== Page ==

Arrangements for Trumpet and Orchestra of the Haydn C Major cello concerto, Hoffmeister D major viola concerto and Mendelssohn D minor violin concerto! Played by the virtuoso Sergei Nakariakov with the Württembergisches Kammerorchester Heilbronn under Jörg Faerber.


----------



## jaimsilva

Other curious arrangements of both Mendelssohn Violin concertos, plus Paganini "La campanella" (from his 2nd Violin concerto) , this time for pan flute. Pan flute played by János Bálint on a Hungaroton record.


----------



## mleghorn

oskaar said:


> Barber: Knoxville: Summer of 1915, Op. 24
> 
> Beautiful song piece.


Nothing moves me more than that piece!


----------



## Oskaar

*borodin; String Quartet No. 2 in D major*

lovely! This work containes warmth, virtuosity, and cleverness all the way!

I think my version is good to, but nothing to compare with jet


----------



## Oskaar

*Antonin Dvorak - Sonatina G Major op.100*

I really like Dvorak in small formats. Not so much in big,...the New world symphony is an acception. Not listened to all symphonies dough.

This work is a delight!

===
== Listed entries ==

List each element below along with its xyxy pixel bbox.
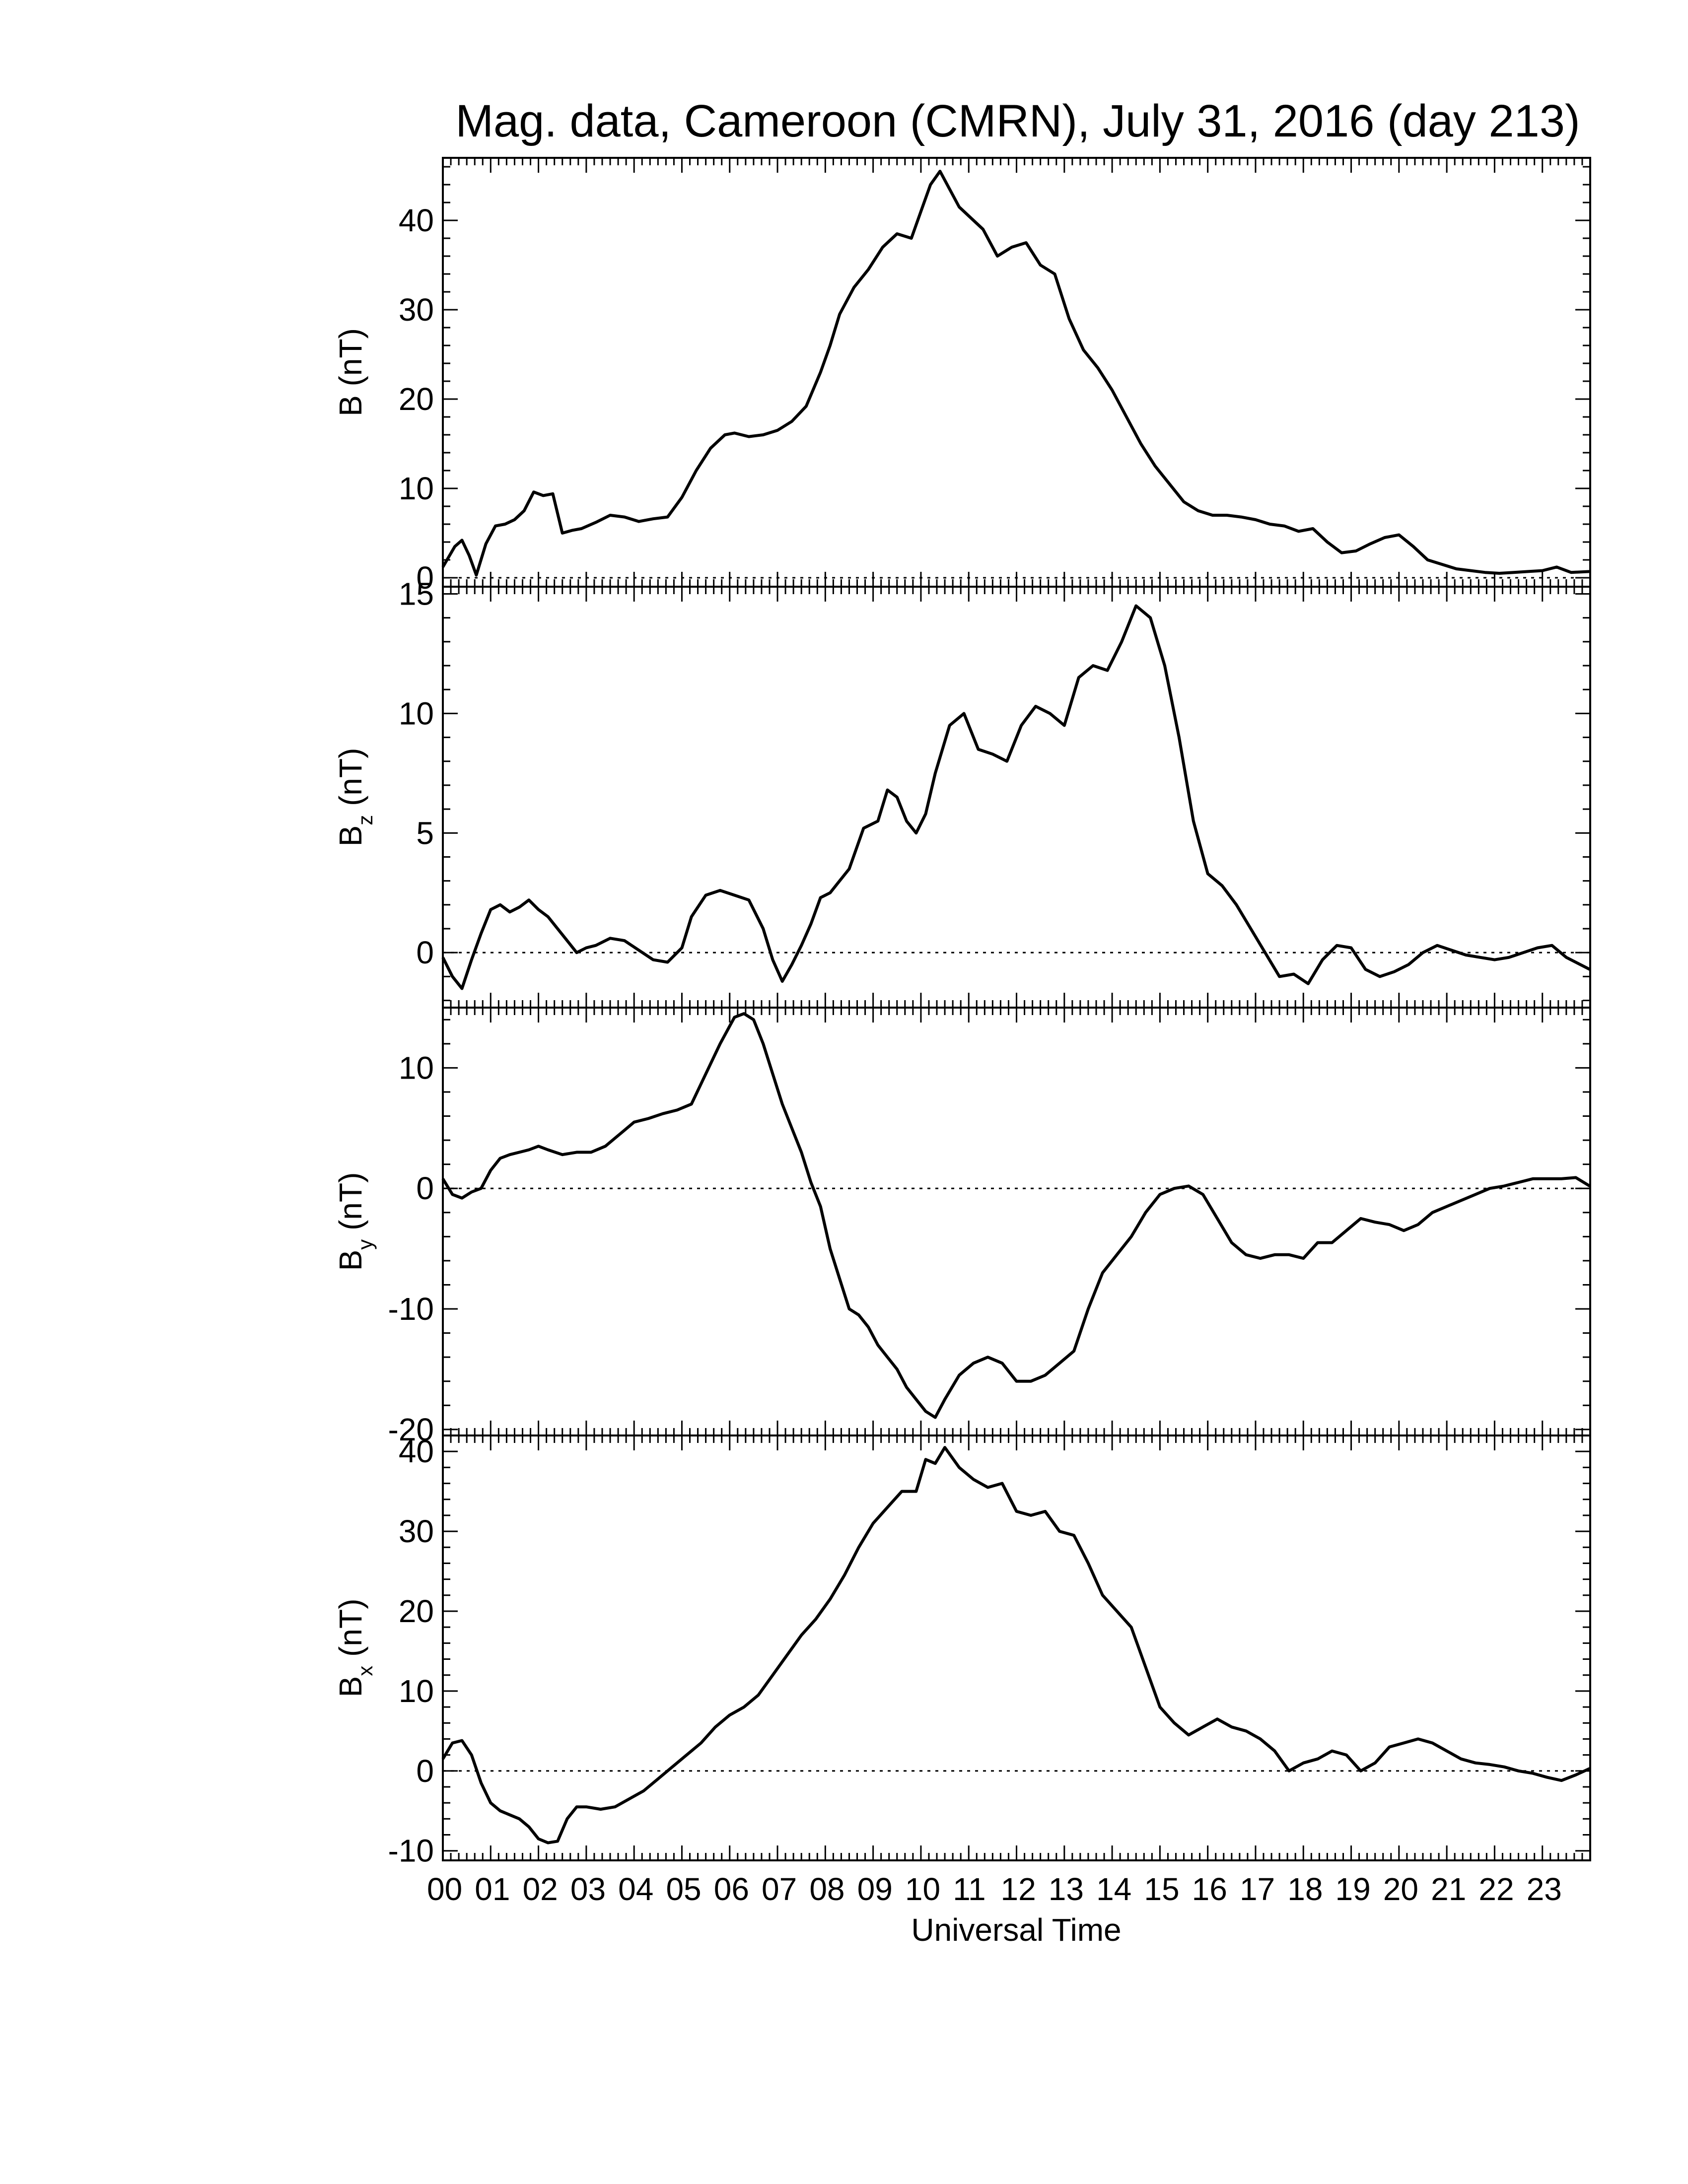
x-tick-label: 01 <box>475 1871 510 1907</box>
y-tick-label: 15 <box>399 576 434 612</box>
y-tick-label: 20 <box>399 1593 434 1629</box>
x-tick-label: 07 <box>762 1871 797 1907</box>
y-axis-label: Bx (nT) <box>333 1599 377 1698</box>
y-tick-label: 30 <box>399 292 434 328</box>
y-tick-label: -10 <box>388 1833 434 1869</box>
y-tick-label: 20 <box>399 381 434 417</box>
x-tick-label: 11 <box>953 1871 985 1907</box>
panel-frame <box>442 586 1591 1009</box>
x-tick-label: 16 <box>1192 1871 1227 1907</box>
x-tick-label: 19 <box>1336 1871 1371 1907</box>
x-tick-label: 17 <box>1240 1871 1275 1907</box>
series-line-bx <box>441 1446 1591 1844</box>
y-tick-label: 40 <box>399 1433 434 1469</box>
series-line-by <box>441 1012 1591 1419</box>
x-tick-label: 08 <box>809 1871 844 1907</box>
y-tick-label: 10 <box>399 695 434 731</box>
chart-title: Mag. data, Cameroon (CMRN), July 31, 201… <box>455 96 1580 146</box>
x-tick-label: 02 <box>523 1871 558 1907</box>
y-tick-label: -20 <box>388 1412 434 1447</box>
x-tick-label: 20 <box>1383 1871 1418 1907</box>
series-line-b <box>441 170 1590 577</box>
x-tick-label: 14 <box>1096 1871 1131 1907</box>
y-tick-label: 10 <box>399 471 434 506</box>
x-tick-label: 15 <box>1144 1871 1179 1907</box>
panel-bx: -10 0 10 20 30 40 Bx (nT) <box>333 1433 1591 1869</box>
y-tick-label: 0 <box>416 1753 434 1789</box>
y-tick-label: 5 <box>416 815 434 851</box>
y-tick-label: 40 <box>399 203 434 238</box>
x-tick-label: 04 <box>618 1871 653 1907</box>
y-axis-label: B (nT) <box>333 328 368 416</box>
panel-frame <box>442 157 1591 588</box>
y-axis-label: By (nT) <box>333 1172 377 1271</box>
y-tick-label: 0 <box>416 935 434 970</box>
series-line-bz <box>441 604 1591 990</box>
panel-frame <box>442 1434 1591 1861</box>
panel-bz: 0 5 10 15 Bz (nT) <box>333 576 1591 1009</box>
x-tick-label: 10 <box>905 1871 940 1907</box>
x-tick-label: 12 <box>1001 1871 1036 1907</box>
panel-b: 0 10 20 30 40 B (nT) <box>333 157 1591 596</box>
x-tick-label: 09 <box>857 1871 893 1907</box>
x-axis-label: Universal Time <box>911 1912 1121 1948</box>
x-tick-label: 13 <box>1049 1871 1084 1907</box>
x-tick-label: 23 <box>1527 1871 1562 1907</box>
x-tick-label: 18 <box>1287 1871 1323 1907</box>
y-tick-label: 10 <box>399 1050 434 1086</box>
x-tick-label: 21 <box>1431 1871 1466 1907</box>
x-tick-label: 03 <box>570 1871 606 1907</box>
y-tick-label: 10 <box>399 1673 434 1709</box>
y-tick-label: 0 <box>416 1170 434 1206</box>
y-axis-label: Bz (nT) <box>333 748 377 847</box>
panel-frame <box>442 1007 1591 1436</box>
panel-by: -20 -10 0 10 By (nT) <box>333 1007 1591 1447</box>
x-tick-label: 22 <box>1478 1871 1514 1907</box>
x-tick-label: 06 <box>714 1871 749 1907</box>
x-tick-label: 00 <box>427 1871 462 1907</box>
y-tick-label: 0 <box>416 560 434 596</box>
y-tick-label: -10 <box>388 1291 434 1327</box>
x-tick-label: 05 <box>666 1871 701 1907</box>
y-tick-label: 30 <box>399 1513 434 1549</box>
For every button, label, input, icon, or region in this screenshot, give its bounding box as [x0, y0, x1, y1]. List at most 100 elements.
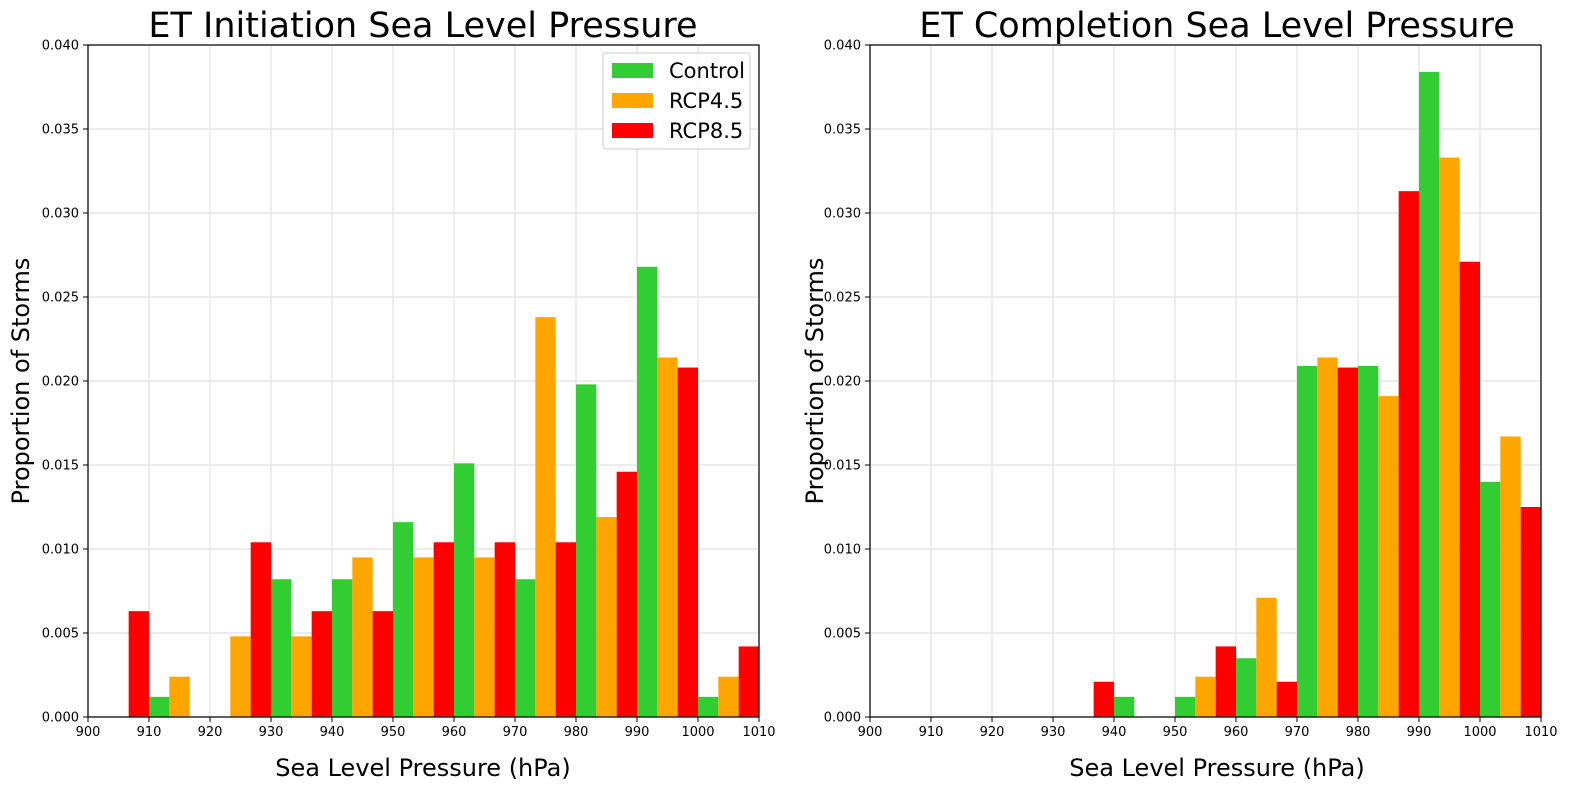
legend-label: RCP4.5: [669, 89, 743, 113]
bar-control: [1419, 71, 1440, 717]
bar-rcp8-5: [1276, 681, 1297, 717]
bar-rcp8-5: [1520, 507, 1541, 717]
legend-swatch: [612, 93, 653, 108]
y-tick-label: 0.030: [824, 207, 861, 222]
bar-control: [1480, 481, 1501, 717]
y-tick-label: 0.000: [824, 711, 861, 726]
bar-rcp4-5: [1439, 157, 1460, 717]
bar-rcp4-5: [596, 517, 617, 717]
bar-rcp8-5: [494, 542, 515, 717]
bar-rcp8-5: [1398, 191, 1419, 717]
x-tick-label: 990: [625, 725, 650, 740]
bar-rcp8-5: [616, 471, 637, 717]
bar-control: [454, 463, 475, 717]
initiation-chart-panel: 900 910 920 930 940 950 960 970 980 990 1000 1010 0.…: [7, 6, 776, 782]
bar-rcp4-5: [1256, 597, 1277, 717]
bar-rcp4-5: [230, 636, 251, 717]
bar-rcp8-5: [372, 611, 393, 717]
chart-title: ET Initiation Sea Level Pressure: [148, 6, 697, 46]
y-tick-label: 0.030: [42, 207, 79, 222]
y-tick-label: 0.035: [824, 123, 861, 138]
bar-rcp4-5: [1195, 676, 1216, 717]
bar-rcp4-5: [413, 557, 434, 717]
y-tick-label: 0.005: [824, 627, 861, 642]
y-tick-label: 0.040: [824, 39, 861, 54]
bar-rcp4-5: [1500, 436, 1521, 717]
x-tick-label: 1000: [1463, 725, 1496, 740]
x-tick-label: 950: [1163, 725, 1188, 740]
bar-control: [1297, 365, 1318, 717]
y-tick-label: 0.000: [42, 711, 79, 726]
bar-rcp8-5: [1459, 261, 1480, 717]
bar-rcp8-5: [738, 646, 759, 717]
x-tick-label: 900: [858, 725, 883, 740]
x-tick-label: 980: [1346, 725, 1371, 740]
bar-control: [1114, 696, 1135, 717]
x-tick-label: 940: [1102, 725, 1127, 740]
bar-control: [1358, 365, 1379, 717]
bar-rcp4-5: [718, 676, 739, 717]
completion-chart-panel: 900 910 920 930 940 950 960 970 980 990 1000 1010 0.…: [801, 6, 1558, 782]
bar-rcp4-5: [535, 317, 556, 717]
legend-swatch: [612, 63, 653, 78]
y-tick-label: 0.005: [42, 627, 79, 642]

===

#### [Short exercise 1]
List every composer whose music is named in the music thread, each once.
#### [Short exercise 2]
Answer these from the music thread:
(a) For which instrument are the Nakariakov arrangements written?
(b) On which label is the pan flute record?
(c) Which symphony does Oskaar call an exception to not liking Dvorak in big formats?
#### [Short exercise 3]
Rewrite the music thread's paragraph beginning "Arrangements for Trumpet and Orchestra" as a list.

#### [Worked answer 1]
Haydn, Hoffmeister, Mendelssohn, Paganini, Barber, Borodin, Dvorak

#### [Worked answer 2]
(a) Trumpet (with orchestra)
(b) Hungaroton
(c) The New World symphony

#### [Worked answer 3]
- Arrangements for trumpet and orchestra of:
  - Haydn's C major cello concerto
  - Hoffmeister's D major viola concerto
  - Mendelssohn's D minor violin concerto
- Soloist: Sergei Nakariakov
- Orchestra: Württembergisches Kammerorchester Heilbronn
- Conductor: Jörg Faerber